- [Exercise aim] How many lines of these records hold the string "radiation"? Reply with the number alone.

>>>

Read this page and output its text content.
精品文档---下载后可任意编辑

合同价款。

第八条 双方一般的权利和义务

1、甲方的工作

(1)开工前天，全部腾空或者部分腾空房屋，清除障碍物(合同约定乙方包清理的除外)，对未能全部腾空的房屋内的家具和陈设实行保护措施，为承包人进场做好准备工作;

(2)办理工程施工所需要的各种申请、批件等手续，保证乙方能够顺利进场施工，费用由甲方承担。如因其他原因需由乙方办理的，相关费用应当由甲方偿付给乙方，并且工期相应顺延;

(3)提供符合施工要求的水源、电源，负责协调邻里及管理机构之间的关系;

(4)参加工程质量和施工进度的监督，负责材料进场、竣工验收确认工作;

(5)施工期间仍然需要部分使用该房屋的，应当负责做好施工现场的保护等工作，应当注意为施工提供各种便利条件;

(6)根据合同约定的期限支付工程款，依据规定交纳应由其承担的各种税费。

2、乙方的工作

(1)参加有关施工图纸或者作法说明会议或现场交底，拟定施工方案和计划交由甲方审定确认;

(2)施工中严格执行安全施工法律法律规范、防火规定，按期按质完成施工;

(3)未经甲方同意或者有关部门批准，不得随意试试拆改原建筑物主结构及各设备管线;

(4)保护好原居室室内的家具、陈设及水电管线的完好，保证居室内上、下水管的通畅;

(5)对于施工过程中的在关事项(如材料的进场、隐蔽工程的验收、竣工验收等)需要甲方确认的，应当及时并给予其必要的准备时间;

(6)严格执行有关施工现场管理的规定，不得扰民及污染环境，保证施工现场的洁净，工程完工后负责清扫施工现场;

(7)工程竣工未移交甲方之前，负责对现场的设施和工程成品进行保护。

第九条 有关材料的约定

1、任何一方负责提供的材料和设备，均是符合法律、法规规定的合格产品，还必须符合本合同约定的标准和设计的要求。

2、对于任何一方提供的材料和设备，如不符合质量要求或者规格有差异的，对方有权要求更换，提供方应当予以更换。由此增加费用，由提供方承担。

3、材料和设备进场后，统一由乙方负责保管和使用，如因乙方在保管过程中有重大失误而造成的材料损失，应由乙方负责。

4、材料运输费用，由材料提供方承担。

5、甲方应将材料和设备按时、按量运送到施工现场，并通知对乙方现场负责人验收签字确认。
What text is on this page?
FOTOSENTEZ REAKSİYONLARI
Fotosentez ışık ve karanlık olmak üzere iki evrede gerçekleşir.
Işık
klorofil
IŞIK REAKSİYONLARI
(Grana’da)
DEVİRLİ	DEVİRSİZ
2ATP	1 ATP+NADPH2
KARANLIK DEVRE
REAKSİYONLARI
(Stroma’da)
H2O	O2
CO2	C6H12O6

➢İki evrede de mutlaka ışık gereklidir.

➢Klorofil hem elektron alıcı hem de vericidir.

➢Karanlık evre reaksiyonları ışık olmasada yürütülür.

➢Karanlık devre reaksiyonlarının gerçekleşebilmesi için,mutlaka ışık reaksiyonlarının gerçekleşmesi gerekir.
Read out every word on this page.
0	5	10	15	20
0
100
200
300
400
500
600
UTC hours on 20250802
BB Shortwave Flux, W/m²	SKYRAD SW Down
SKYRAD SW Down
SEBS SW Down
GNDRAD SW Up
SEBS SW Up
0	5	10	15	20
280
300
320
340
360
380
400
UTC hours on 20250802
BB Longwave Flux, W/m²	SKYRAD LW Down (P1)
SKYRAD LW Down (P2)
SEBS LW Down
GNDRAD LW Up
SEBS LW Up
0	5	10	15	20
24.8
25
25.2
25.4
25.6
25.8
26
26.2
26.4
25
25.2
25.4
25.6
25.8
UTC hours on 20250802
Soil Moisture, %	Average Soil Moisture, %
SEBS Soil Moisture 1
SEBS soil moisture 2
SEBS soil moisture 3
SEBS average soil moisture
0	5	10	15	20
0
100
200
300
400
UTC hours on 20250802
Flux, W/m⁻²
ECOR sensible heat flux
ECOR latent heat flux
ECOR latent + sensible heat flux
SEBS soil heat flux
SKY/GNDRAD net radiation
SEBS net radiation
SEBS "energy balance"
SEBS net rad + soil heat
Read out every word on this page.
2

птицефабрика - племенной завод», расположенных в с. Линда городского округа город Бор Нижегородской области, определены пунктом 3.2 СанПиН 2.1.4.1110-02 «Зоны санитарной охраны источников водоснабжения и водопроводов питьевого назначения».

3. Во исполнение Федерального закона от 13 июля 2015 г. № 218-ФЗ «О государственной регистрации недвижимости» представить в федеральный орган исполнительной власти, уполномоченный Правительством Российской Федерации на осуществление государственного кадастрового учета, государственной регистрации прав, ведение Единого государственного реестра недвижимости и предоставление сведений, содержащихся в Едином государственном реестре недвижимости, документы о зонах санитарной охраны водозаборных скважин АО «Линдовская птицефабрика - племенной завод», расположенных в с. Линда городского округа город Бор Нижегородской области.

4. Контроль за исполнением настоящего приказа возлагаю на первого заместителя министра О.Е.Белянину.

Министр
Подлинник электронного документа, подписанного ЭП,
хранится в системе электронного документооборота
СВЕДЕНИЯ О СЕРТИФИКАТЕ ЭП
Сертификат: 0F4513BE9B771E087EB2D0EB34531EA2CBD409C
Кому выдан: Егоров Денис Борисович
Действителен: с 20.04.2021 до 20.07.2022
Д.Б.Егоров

<<<

- [Result for this exercise] 2